## Records provided
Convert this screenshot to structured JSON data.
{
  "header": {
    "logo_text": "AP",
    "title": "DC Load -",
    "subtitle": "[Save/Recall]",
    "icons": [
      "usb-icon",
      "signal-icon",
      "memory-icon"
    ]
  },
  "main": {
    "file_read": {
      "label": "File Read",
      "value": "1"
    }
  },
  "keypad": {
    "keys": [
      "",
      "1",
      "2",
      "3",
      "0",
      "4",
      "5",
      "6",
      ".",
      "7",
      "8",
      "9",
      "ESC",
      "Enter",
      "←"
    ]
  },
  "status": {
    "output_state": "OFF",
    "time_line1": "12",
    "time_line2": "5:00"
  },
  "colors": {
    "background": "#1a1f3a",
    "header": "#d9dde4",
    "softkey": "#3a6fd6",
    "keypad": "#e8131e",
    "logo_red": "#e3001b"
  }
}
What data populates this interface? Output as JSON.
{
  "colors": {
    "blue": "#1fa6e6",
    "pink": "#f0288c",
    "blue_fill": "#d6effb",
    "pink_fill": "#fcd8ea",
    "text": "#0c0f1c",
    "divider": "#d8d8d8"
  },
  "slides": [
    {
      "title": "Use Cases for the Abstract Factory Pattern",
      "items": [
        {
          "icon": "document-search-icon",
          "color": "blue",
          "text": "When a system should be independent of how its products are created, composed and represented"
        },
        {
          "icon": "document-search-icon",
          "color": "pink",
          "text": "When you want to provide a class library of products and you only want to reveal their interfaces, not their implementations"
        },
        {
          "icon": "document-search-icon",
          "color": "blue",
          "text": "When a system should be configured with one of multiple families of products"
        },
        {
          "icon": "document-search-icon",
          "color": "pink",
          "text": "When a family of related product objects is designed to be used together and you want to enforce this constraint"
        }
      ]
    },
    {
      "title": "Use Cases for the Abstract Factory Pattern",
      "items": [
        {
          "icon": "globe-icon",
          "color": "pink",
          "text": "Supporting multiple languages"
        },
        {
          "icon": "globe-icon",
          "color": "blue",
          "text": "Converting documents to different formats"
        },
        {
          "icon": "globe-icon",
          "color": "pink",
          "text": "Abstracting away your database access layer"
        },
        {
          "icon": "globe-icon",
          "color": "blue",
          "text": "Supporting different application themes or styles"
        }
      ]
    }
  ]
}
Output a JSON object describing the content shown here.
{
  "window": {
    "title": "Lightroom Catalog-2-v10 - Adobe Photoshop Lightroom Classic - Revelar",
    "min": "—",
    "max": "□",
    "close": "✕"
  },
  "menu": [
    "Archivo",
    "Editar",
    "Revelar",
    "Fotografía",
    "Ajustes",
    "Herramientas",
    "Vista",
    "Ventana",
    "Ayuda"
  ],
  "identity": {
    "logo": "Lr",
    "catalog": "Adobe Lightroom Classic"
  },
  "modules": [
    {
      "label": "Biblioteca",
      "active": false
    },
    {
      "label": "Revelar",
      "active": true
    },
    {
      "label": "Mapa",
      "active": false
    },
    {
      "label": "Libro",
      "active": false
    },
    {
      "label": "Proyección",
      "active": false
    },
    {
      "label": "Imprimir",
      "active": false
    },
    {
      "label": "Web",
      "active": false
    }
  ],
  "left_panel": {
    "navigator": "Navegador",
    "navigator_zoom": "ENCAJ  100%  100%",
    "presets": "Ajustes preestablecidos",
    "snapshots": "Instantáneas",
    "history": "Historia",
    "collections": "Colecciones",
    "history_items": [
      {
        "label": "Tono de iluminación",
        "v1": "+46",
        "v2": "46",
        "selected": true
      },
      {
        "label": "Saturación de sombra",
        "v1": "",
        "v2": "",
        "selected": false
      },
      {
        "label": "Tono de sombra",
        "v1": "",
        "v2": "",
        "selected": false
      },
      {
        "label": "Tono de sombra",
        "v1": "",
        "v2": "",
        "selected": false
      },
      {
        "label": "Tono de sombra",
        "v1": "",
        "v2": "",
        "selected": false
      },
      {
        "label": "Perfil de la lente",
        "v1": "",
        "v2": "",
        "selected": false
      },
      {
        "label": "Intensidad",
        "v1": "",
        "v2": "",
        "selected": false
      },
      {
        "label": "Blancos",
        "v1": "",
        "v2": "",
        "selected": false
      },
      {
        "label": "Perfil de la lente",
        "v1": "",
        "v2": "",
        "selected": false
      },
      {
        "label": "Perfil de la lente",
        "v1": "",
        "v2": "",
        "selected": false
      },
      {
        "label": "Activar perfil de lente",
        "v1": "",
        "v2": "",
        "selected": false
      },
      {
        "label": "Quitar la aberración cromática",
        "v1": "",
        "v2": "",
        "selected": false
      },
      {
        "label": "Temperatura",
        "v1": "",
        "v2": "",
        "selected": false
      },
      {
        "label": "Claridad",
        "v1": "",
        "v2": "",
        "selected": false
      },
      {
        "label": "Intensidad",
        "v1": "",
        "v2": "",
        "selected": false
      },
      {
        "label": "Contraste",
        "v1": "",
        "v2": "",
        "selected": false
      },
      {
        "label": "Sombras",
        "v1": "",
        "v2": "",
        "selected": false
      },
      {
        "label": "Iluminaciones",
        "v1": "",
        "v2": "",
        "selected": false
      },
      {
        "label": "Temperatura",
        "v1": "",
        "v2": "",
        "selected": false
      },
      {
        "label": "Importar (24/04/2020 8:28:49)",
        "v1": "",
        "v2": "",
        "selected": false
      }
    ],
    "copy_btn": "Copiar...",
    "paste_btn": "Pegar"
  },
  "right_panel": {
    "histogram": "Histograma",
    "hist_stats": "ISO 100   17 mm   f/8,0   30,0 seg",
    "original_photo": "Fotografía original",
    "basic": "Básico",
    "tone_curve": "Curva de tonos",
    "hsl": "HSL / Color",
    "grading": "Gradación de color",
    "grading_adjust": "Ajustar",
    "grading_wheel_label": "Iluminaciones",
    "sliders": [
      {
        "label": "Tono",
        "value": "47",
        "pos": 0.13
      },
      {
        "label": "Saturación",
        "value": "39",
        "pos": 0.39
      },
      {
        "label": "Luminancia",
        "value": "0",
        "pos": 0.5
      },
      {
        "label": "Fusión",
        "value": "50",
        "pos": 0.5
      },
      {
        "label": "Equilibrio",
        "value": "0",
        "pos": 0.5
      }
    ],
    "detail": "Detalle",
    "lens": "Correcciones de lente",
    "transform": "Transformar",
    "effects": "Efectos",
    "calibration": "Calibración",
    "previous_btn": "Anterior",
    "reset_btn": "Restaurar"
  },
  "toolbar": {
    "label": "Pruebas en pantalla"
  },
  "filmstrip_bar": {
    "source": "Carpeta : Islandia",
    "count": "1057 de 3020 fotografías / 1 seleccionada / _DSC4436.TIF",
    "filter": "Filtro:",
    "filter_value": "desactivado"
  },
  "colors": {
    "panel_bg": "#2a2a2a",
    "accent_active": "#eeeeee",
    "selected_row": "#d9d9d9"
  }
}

## Task prompt
Go through the listing above and pull out each line containing the word "Revelar".

## Answer to the problem
    "title": "Lightroom Catalog-2-v10 - Adobe Photoshop Lightroom Classic - Revelar",
    "Revelar",
      "label": "Revelar",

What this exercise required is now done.